[Requirement]:
Pick out all lines in the listing holding the string "text" and copy them.
-- Begin Material provided --
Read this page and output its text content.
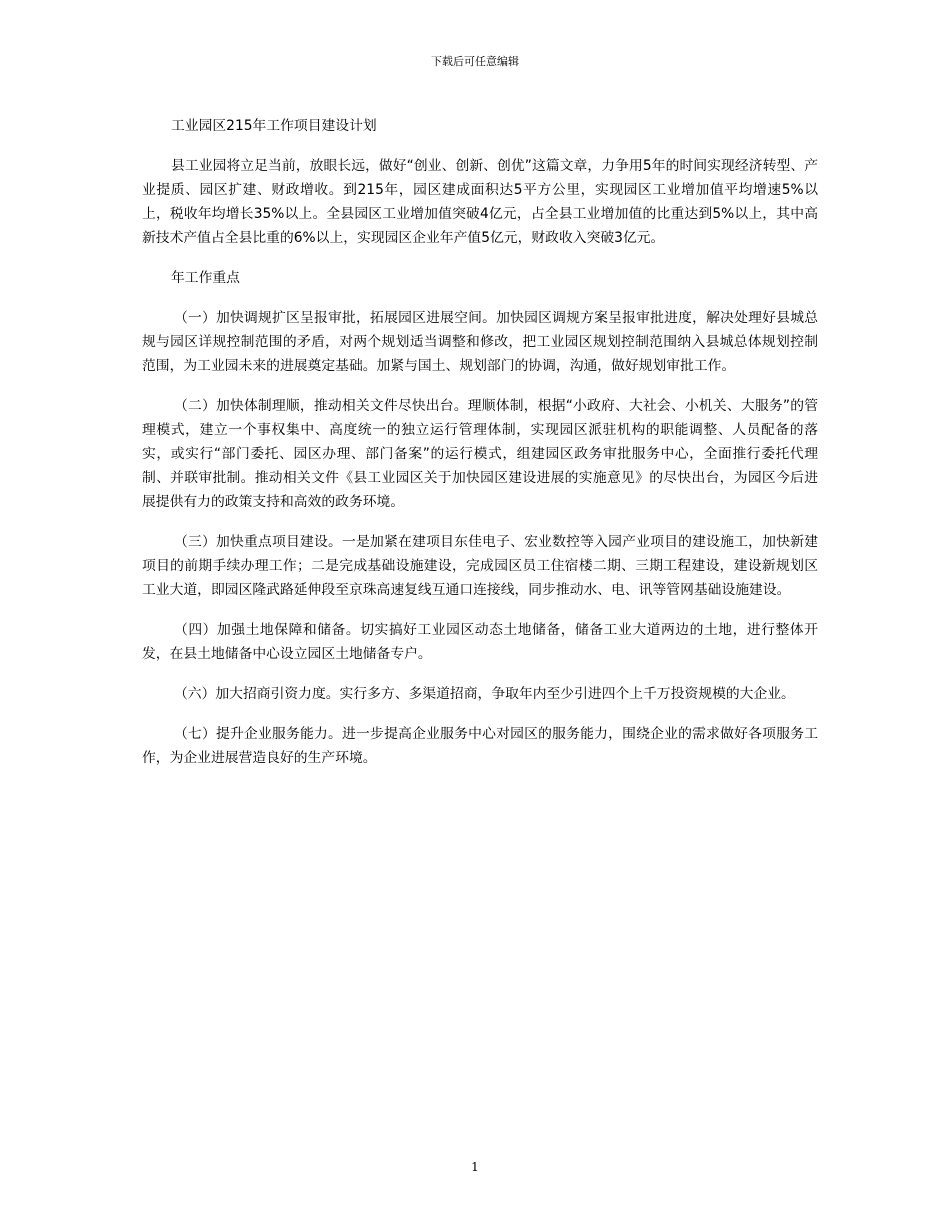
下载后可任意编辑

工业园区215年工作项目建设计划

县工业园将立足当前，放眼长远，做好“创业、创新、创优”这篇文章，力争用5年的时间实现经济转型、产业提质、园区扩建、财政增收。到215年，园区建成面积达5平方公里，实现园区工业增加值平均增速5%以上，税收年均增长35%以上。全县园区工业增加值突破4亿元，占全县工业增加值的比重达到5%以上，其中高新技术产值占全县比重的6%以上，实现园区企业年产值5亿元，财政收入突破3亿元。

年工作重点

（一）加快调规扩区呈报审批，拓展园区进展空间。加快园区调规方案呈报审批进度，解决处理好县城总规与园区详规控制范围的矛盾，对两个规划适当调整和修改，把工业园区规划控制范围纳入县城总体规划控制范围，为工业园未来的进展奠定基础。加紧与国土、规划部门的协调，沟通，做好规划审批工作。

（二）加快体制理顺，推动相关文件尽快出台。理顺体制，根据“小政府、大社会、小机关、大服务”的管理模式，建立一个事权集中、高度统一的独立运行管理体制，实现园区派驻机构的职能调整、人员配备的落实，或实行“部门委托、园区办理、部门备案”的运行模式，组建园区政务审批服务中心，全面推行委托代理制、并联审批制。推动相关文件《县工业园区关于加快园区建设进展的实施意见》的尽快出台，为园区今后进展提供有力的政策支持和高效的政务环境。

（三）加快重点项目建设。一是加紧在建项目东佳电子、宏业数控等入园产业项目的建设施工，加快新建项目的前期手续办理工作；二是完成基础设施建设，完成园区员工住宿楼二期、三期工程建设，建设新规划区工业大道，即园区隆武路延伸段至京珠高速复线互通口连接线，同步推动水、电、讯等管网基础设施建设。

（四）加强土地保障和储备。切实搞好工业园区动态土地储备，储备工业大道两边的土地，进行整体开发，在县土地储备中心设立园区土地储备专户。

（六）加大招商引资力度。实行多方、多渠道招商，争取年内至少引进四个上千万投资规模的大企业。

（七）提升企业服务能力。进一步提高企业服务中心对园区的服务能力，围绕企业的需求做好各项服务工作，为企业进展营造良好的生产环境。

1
-- End Material provided --
-- Begin Material provided --
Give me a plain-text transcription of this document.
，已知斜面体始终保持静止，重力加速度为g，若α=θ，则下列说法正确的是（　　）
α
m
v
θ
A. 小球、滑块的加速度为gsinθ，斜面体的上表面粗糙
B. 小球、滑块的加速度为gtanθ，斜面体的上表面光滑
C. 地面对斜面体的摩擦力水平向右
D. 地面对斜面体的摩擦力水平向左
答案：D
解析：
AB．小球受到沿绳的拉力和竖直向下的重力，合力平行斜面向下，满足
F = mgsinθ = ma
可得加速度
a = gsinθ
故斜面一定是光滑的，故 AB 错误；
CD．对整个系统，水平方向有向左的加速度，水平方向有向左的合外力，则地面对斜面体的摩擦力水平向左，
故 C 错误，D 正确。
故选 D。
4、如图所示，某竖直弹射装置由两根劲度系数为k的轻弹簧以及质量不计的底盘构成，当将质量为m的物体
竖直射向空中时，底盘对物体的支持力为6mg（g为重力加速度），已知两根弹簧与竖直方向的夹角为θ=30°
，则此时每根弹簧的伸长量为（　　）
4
-- End Material provided --
[Problem solution]:
Read this page and output its text content.
Give me a plain-text transcription of this document.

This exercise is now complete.